(Stored data)
* start *
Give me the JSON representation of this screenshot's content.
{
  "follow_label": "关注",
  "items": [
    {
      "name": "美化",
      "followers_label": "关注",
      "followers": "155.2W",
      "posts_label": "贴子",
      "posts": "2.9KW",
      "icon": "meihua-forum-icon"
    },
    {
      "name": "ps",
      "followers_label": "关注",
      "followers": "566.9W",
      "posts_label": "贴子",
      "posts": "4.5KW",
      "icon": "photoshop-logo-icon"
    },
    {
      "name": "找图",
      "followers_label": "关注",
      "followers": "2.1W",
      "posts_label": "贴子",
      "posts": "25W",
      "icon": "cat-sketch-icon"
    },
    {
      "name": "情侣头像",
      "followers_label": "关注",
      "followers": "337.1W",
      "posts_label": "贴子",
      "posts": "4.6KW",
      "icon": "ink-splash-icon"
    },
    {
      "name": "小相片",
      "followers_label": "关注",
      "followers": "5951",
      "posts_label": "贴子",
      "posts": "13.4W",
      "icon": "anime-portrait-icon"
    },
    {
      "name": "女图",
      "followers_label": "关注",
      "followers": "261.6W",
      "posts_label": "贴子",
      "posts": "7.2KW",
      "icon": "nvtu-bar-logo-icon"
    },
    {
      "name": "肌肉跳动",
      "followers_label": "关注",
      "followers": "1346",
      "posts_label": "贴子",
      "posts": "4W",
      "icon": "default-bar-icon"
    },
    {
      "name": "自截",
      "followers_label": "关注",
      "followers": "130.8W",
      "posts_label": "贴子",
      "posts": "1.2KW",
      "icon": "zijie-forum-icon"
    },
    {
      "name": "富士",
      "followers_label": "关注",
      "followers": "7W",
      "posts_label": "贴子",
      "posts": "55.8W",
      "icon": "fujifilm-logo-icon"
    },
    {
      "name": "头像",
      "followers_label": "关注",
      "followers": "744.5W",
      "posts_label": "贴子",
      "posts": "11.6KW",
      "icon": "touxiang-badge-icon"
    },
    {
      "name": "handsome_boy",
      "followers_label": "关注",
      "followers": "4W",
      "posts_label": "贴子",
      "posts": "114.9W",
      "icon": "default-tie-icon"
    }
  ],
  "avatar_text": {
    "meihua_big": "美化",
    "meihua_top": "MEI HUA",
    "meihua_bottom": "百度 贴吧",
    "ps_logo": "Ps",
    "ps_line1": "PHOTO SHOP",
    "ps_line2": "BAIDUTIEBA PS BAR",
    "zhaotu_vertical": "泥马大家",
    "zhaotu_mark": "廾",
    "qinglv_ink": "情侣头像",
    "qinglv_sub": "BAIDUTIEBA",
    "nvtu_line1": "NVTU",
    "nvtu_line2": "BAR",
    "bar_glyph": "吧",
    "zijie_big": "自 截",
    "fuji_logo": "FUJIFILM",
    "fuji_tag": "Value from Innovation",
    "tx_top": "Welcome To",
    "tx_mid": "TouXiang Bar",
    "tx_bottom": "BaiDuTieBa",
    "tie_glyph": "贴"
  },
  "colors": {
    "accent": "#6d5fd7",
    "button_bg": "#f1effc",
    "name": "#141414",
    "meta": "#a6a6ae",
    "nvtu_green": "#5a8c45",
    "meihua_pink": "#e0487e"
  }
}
* end *
:: PROBLEM REQUIREMENTS ::
Reproduce all of the records exactly.

:: OUTPUT OF THE TASK ::
Give me the JSON representation of this screenshot's content.
{
  "follow_label": "关注",
  "items": [
    {
      "name": "美化",
      "followers_label": "关注",
      "followers": "155.2W",
      "posts_label": "贴子",
      "posts": "2.9KW",
      "icon": "meihua-forum-icon"
    },
    {
      "name": "ps",
      "followers_label": "关注",
      "followers": "566.9W",
      "posts_label": "贴子",
      "posts": "4.5KW",
      "icon": "photoshop-logo-icon"
    },
    {
      "name": "找图",
      "followers_label": "关注",
      "followers": "2.1W",
      "posts_label": "贴子",
      "posts": "25W",
      "icon": "cat-sketch-icon"
    },
    {
      "name": "情侣头像",
      "followers_label": "关注",
      "followers": "337.1W",
      "posts_label": "贴子",
      "posts": "4.6KW",
      "icon": "ink-splash-icon"
    },
    {
      "name": "小相片",
      "followers_label": "关注",
      "followers": "5951",
      "posts_label": "贴子",
      "posts": "13.4W",
      "icon": "anime-portrait-icon"
    },
    {
      "name": "女图",
      "followers_label": "关注",
      "followers": "261.6W",
      "posts_label": "贴子",
      "posts": "7.2KW",
      "icon": "nvtu-bar-logo-icon"
    },
    {
      "name": "肌肉跳动",
      "followers_label": "关注",
      "followers": "1346",
      "posts_label": "贴子",
      "posts": "4W",
      "icon": "default-bar-icon"
    },
    {
      "name": "自截",
      "followers_label": "关注",
      "followers": "130.8W",
      "posts_label": "贴子",
      "posts": "1.2KW",
      "icon": "zijie-forum-icon"
    },
    {
      "name": "富士",
      "followers_label": "关注",
      "followers": "7W",
      "posts_label": "贴子",
      "posts": "55.8W",
      "icon": "fujifilm-logo-icon"
    },
    {
      "name": "头像",
      "followers_label": "关注",
      "followers": "744.5W",
      "posts_label": "贴子",
      "posts": "11.6KW",
      "icon": "touxiang-badge-icon"
    },
    {
      "name": "handsome_boy",
      "followers_label": "关注",
      "followers": "4W",
      "posts_label": "贴子",
      "posts": "114.9W",
      "icon": "default-tie-icon"
    }
  ],
  "avatar_text": {
    "meihua_big": "美化",
    "meihua_top": "MEI HUA",
    "meihua_bottom": "百度 贴吧",
    "ps_logo": "Ps",
    "ps_line1": "PHOTO SHOP",
    "ps_line2": "BAIDUTIEBA PS BAR",
    "zhaotu_vertical": "泥马大家",
    "zhaotu_mark": "廾",
    "qinglv_ink": "情侣头像",
    "qinglv_sub": "BAIDUTIEBA",
    "nvtu_line1": "NVTU",
    "nvtu_line2": "BAR",
    "bar_glyph": "吧",
    "zijie_big": "自 截",
    "fuji_logo": "FUJIFILM",
    "fuji_tag": "Value from Innovation",
    "tx_top": "Welcome To",
    "tx_mid": "TouXiang Bar",
    "tx_bottom": "BaiDuTieBa",
    "tie_glyph": "贴"
  },
  "colors": {
    "accent": "#6d5fd7",
    "button_bg": "#f1effc",
    "name": "#141414",
    "meta": "#a6a6ae",
    "nvtu_green": "#5a8c45",
    "meihua_pink": "#e0487e"
  }
}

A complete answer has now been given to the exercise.